Data lines ▸
○ ○ ○ ○

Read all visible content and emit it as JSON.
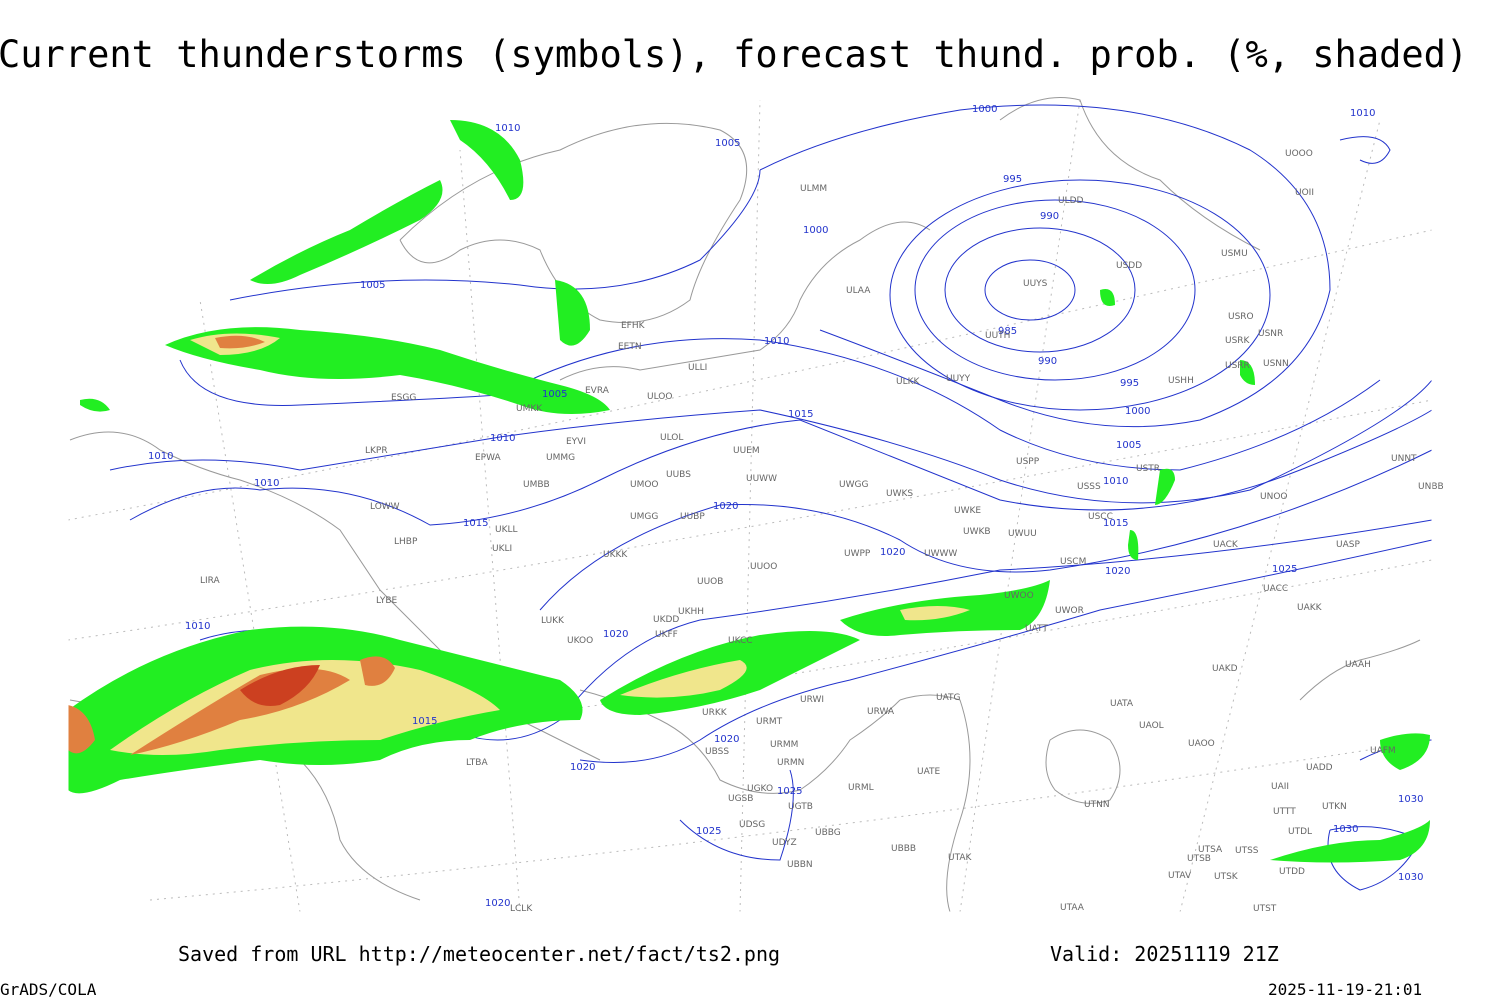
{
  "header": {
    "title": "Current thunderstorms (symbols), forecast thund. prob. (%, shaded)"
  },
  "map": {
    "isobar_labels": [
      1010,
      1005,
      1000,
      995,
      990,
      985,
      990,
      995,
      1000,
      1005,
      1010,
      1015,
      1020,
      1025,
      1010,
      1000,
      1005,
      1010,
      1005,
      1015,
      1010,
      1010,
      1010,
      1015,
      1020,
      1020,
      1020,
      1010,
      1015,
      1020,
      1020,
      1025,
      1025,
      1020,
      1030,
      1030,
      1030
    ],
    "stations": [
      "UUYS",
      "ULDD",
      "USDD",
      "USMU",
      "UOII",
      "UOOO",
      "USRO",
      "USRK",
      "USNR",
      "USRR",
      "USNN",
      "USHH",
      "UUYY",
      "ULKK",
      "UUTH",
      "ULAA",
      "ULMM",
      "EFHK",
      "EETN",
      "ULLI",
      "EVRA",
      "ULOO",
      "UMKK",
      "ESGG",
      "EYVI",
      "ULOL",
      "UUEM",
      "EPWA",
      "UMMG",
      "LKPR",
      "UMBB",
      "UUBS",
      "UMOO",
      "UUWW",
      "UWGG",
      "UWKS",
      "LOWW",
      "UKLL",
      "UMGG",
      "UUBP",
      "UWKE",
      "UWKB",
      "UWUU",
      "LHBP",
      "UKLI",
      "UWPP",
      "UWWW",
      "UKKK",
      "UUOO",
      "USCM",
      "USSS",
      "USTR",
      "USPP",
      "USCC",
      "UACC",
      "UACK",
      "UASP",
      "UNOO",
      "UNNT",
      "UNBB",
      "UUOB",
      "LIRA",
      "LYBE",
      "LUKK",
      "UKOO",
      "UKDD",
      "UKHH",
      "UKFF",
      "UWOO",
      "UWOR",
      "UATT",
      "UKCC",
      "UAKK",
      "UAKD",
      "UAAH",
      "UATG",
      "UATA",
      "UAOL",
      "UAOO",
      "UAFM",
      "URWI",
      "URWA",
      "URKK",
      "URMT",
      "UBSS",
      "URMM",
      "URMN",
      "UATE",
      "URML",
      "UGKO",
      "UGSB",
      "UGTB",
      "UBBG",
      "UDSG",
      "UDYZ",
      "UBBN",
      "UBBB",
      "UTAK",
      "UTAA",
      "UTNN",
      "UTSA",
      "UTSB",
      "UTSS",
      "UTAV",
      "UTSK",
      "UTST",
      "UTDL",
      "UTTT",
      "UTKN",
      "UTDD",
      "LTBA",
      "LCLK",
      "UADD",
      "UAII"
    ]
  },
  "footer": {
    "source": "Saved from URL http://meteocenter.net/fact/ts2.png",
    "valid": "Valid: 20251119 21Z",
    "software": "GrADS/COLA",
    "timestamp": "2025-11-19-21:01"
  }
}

○ ○ ○ ○

To be done ▸
Print all of the entries word for word. Omit the pictures they contain.

Solution to this task ▸
Read all visible content and emit it as JSON.
{
  "header": {
    "title": "Current thunderstorms (symbols), forecast thund. prob. (%, shaded)"
  },
  "map": {
    "isobar_labels": [
      1010,
      1005,
      1000,
      995,
      990,
      985,
      990,
      995,
      1000,
      1005,
      1010,
      1015,
      1020,
      1025,
      1010,
      1000,
      1005,
      1010,
      1005,
      1015,
      1010,
      1010,
      1010,
      1015,
      1020,
      1020,
      1020,
      1010,
      1015,
      1020,
      1020,
      1025,
      1025,
      1020,
      1030,
      1030,
      1030
    ],
    "stations": [
      "UUYS",
      "ULDD",
      "USDD",
      "USMU",
      "UOII",
      "UOOO",
      "USRO",
      "USRK",
      "USNR",
      "USRR",
      "USNN",
      "USHH",
      "UUYY",
      "ULKK",
      "UUTH",
      "ULAA",
      "ULMM",
      "EFHK",
      "EETN",
      "ULLI",
      "EVRA",
      "ULOO",
      "UMKK",
      "ESGG",
      "EYVI",
      "ULOL",
      "UUEM",
      "EPWA",
      "UMMG",
      "LKPR",
      "UMBB",
      "UUBS",
      "UMOO",
      "UUWW",
      "UWGG",
      "UWKS",
      "LOWW",
      "UKLL",
      "UMGG",
      "UUBP",
      "UWKE",
      "UWKB",
      "UWUU",
      "LHBP",
      "UKLI",
      "UWPP",
      "UWWW",
      "UKKK",
      "UUOO",
      "USCM",
      "USSS",
      "USTR",
      "USPP",
      "USCC",
      "UACC",
      "UACK",
      "UASP",
      "UNOO",
      "UNNT",
      "UNBB",
      "UUOB",
      "LIRA",
      "LYBE",
      "LUKK",
      "UKOO",
      "UKDD",
      "UKHH",
      "UKFF",
      "UWOO",
      "UWOR",
      "UATT",
      "UKCC",
      "UAKK",
      "UAKD",
      "UAAH",
      "UATG",
      "UATA",
      "UAOL",
      "UAOO",
      "UAFM",
      "URWI",
      "URWA",
      "URKK",
      "URMT",
      "UBSS",
      "URMM",
      "URMN",
      "UATE",
      "URML",
      "UGKO",
      "UGSB",
      "UGTB",
      "UBBG",
      "UDSG",
      "UDYZ",
      "UBBN",
      "UBBB",
      "UTAK",
      "UTAA",
      "UTNN",
      "UTSA",
      "UTSB",
      "UTSS",
      "UTAV",
      "UTSK",
      "UTST",
      "UTDL",
      "UTTT",
      "UTKN",
      "UTDD",
      "LTBA",
      "LCLK",
      "UADD",
      "UAII"
    ]
  },
  "footer": {
    "source": "Saved from URL http://meteocenter.net/fact/ts2.png",
    "valid": "Valid: 20251119 21Z",
    "software": "GrADS/COLA",
    "timestamp": "2025-11-19-21:01"
  }
}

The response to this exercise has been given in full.